TASK: Each line that includes the word "spotkania" counts once; give the total and nothing more.

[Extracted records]
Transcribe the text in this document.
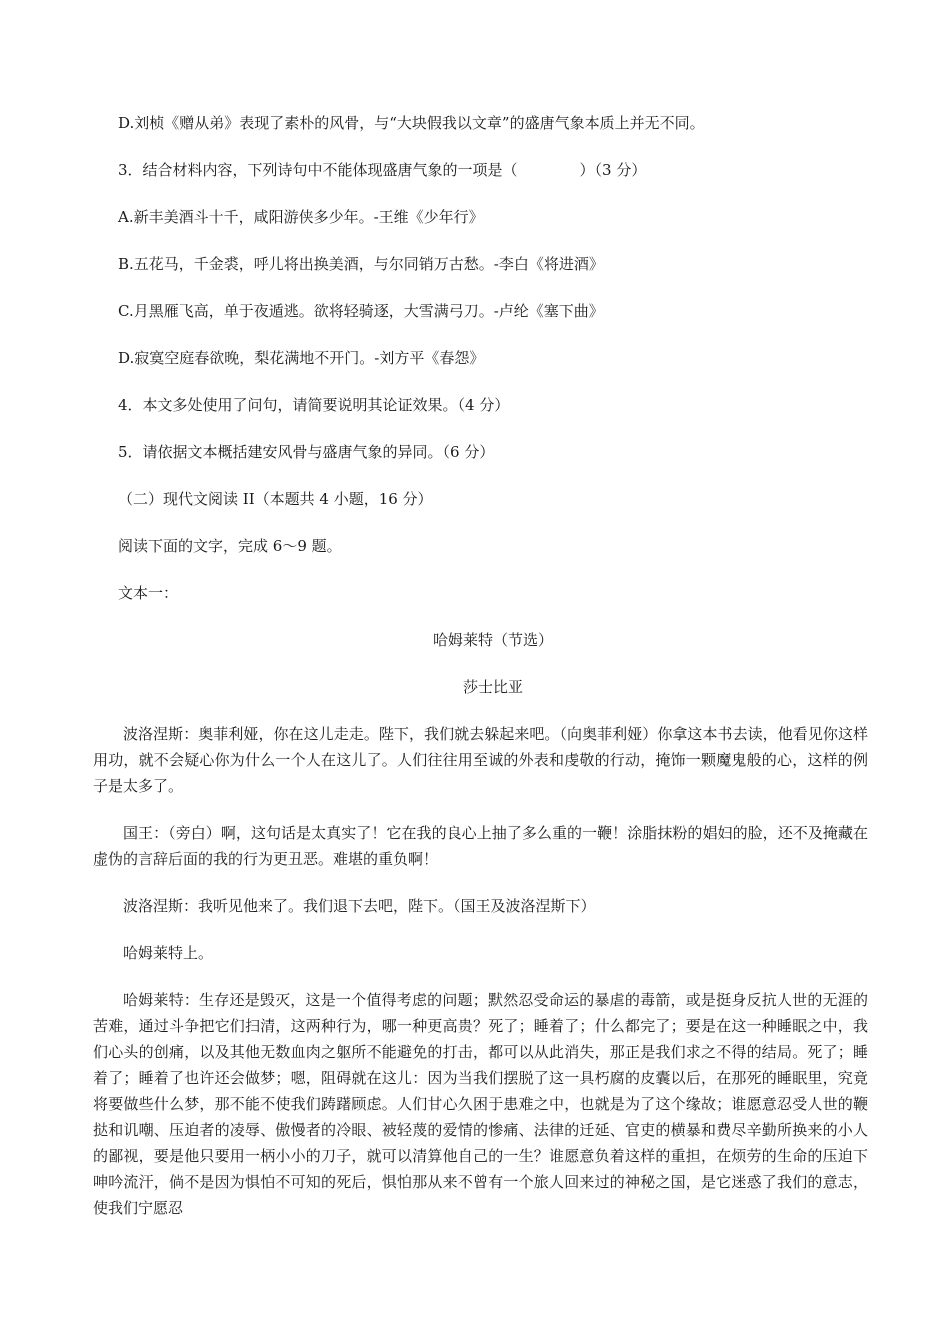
D.刘桢《赠从弟》表现了素朴的风骨，与“大块假我以文章”的盛唐气象本质上并无不同。
3．结合材料内容，下列诗句中不能体现盛唐气象的一项是（	）（3 分）
A.新丰美酒斗十千，咸阳游侠多少年。-王维《少年行》
B.五花马，千金裘，呼儿将出换美酒，与尔同销万古愁。-李白《将进酒》
C.月黑雁飞高，单于夜遁逃。欲将轻骑逐，大雪满弓刀。-卢纶《塞下曲》
D.寂寞空庭春欲晚，梨花满地不开门。-刘方平《春怨》
4．本文多处使用了问句，请简要说明其论证效果。（4 分）
5．请依据文本概括建安风骨与盛唐气象的异同。（6 分）
（二）现代文阅读 II（本题共 4 小题，16 分）
阅读下面的文字，完成 6～9 题。
文本一：
哈姆莱特（节选）
莎士比亚

波洛涅斯：奥菲利娅，你在这儿走走。陛下，我们就去躲起来吧。（向奥菲利娅）你拿这本书去读，他看见你这样用功，就不会疑心你为什么一个人在这儿了。人们往往用至诚的外表和虔敬的行动，掩饰一颗魔鬼般的心，这样的例子是太多了。

国王：（旁白）啊，这句话是太真实了！它在我的良心上抽了多么重的一鞭！涂脂抹粉的娼妇的脸，还不及掩藏在虚伪的言辞后面的我的行为更丑恶。难堪的重负啊！

波洛涅斯：我听见他来了。我们退下去吧，陛下。（国王及波洛涅斯下）

哈姆莱特上。

哈姆莱特：生存还是毁灭，这是一个值得考虑的问题；默然忍受命运的暴虐的毒箭，或是挺身反抗人世的无涯的苦难，通过斗争把它们扫清，这两种行为，哪一种更高贵？死了；睡着了；什么都完了；要是在这一种睡眠之中，我们心头的创痛，以及其他无数血肉之躯所不能避免的打击，都可以从此消失，那正是我们求之不得的结局。死了；睡着了；睡着了也许还会做梦；嗯，阻碍就在这儿：因为当我们摆脱了这一具朽腐的皮囊以后，在那死的睡眠里，究竟将要做些什么梦，那不能不使我们踌躇顾虑。人们甘心久困于患难之中，也就是为了这个缘故；谁愿意忍受人世的鞭挞和讥嘲、压迫者的凌辱、傲慢者的冷眼、被轻蔑的爱情的惨痛、法律的迁延、官吏的横暴和费尽辛勤所换来的小人的鄙视，要是他只要用一柄小小的刀子，就可以清算他自己的一生？谁愿意负着这样的重担，在烦劳的生命的压迫下呻吟流汗，倘不是因为惧怕不可知的死后，惧怕那从来不曾有一个旅人回来过的神秘之国，是它迷惑了我们的意志，使我们宁愿忍
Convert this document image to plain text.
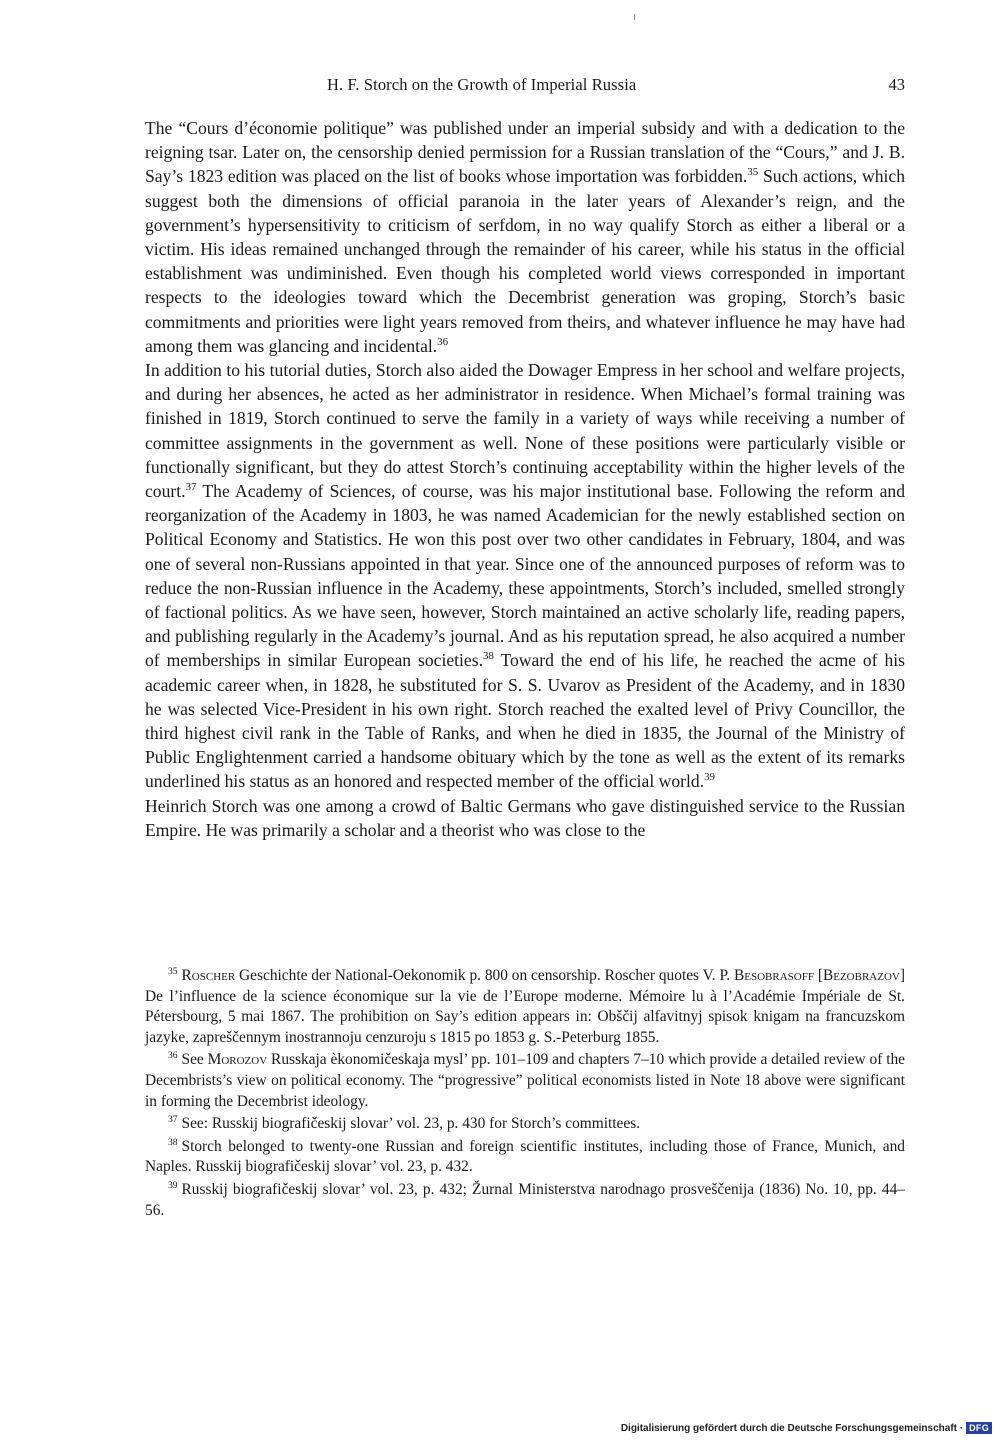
H. F. Storch on the Growth of Imperial Russia	43

The “Cours d’économie politique” was published under an imperial subsidy and with a dedication to the reigning tsar. Later on, the censorship denied permission for a Russian translation of the “Cours,” and J. B. Say’s 1823 edition was placed on the list of books whose importation was forbidden.$^{35}$ Such actions, which suggest both the dimensions of official paranoia in the later years of Alexander’s reign, and the government’s hypersensitivity to criticism of serfdom, in no way qualify Storch as either a liberal or a victim. His ideas remained unchanged through the remainder of his career, while his status in the official establishment was undiminished. Even though his completed world views corresponded in important respects to the ideologies toward which the Decembrist generation was groping, Storch’s basic commitments and priorities were light years removed from theirs, and whatever influence he may have had among them was glancing and incidental.$^{36}$

In addition to his tutorial duties, Storch also aided the Dowager Empress in her school and welfare projects, and during her absences, he acted as her administrator in residence. When Michael’s formal training was finished in 1819, Storch continued to serve the family in a variety of ways while receiving a number of committee assignments in the government as well. None of these positions were particularly visible or functionally significant, but they do attest Storch’s continuing acceptability within the higher levels of the court.$^{37}$ The Academy of Sciences, of course, was his major institutional base. Following the reform and reorganization of the Academy in 1803, he was named Academician for the newly established section on Political Economy and Statistics. He won this post over two other candidates in February, 1804, and was one of several non-Russians appointed in that year. Since one of the announced purposes of reform was to reduce the non-Russian influence in the Academy, these appointments, Storch’s included, smelled strongly of factional politics. As we have seen, however, Storch maintained an active scholarly life, reading papers, and publishing regularly in the Academy’s journal. And as his reputation spread, he also acquired a number of memberships in similar European societies.$^{38}$ Toward the end of his life, he reached the acme of his academic career when, in 1828, he substituted for S. S. Uvarov as President of the Academy, and in 1830 he was selected Vice-President in his own right. Storch reached the exalted level of Privy Councillor, the third highest civil rank in the Table of Ranks, and when he died in 1835, the Journal of the Ministry of Public Englightenment carried a handsome obituary which by the tone as well as the extent of its remarks underlined his status as an honored and respected member of the official world.$^{39}$

Heinrich Storch was one among a crowd of Baltic Germans who gave distinguished service to the Russian Empire. He was primarily a scholar and a theorist who was close to the

$^{35}$ Roscher Geschichte der National-Oekonomik p. 800 on censorship. Roscher quotes V. P. Besobrasoff [Bezobrazov] De l’influence de la science économique sur la vie de l’Europe moderne. Mémoire lu à l’Académie Impériale de St. Pétersbourg, 5 mai 1867. The prohibition on Say’s edition appears in: Obščij alfavitnyj spisok knigam na francuzskom jazyke, zapreščennym inostrannoju cenzuroju s 1815 po 1853 g. S.-Peterburg 1855.

$^{36}$ See Morozov Russkaja èkonomičeskaja mysl’ pp. 101–109 and chapters 7–10 which provide a detailed review of the Decembrists’s view on political economy. The “progressive” political economists listed in Note 18 above were significant in forming the Decembrist ideology.

$^{37}$ See: Russkij biografičeskij slovar’ vol. 23, p. 430 for Storch’s committees.

$^{38}$ Storch belonged to twenty-one Russian and foreign scientific institutes, including those of France, Munich, and Naples. Russkij biografičeskij slovar’ vol. 23, p. 432.

$^{39}$ Russkij biografičeskij slovar’ vol. 23, p. 432; Žurnal Ministerstva narodnago prosveščenija (1836) No. 10, pp. 44–56.

Digitalisierung gefördert durch die Deutsche Forschungsgemeinschaft · DFG
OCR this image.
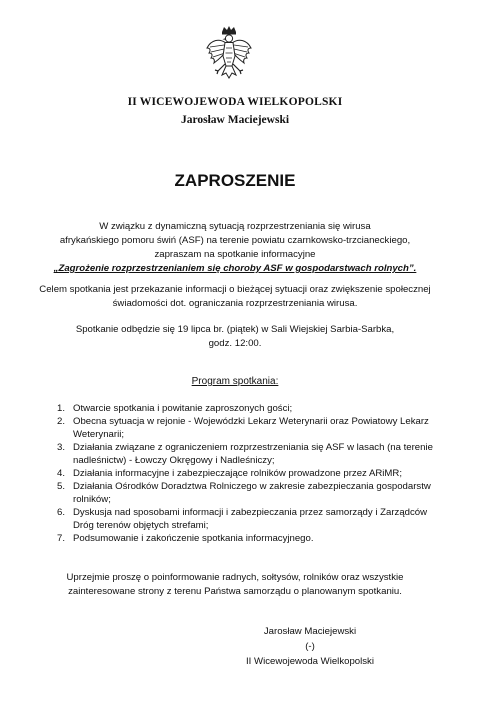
II WICEWOJEWODA WIELKOPOLSKI
Jarosław Maciejewski
ZAPROSZENIE
W związku z dynamiczną sytuacją rozprzestrzeniania się wirusa
afrykańskiego pomoru świń (ASF) na terenie powiatu czarnkowsko-trzcianeckiego,
zapraszam na spotkanie informacyjne
„Zagrożenie rozprzestrzenianiem się choroby ASF w gospodarstwach rolnych”.
Celem spotkania jest przekazanie informacji o bieżącej sytuacji oraz zwiększenie społecznej
świadomości dot. ograniczania rozprzestrzeniania wirusa.
Spotkanie odbędzie się 19 lipca br. (piątek) w Sali Wiejskiej Sarbia-Sarbka,
godz. 12:00.
Program spotkania:
1. Otwarcie spotkania i powitanie zaproszonych gości;
2. Obecna sytuacja w rejonie - Wojewódzki Lekarz Weterynarii oraz Powiatowy Lekarz
Weterynarii;
3. Działania związane z ograniczeniem rozprzestrzeniania się ASF w lasach (na terenie
nadleśnictw) - Łowczy Okręgowy i Nadleśniczy;
4. Działania informacyjne i zabezpieczające rolników prowadzone przez ARiMR;
5. Działania Ośrodków Doradztwa Rolniczego w zakresie zabezpieczania gospodarstw
rolników;
6. Dyskusja nad sposobami informacji i zabezpieczania przez samorządy i Zarządców
Dróg terenów objętych strefami;
7. Podsumowanie i zakończenie spotkania informacyjnego.
Uprzejmie proszę o poinformowanie radnych, sołtysów, rolników oraz wszystkie
zainteresowane strony z terenu Państwa samorządu o planowanym spotkaniu.
Jarosław Maciejewski
(-)
II Wicewojewoda Wielkopolski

WRITTEN RESPONSE: 4